→ **Written instruction**
List each line in which the string "свободная" appears.

(Saved data entries)

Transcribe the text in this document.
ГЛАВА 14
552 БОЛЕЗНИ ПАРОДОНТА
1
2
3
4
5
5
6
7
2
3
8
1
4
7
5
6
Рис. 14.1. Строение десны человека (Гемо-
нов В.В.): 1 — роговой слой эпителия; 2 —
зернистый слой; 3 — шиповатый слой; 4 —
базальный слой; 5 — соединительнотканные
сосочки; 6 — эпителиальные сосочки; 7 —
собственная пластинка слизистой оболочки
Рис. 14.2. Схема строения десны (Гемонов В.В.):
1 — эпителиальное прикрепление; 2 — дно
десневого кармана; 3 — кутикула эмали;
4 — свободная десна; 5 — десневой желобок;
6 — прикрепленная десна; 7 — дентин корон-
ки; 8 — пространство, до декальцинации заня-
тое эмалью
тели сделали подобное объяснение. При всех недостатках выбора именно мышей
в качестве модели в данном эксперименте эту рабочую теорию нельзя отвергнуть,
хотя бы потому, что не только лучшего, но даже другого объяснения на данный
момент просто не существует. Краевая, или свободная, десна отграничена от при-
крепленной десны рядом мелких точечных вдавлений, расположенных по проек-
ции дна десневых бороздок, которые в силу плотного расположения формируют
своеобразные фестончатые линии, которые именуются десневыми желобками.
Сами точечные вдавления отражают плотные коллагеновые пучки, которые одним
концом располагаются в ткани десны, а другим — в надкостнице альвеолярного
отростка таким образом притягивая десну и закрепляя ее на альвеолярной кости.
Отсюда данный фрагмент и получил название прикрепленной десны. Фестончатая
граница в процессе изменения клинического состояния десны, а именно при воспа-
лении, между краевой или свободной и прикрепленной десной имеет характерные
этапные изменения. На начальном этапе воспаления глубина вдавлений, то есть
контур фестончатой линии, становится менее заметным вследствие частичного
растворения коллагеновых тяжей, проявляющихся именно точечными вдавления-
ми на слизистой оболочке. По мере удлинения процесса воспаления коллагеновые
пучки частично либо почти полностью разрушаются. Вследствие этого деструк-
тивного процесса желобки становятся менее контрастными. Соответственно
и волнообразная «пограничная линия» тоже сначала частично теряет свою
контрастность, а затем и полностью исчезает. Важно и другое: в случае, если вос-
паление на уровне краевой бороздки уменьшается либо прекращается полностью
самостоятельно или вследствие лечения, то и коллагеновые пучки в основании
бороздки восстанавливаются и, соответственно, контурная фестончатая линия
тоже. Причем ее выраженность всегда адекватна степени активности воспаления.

→ **Written response**
4 — свободная десна; 5 — десневой желобок;
момент просто не существует. Краевая, или свободная, десна отграничена от при-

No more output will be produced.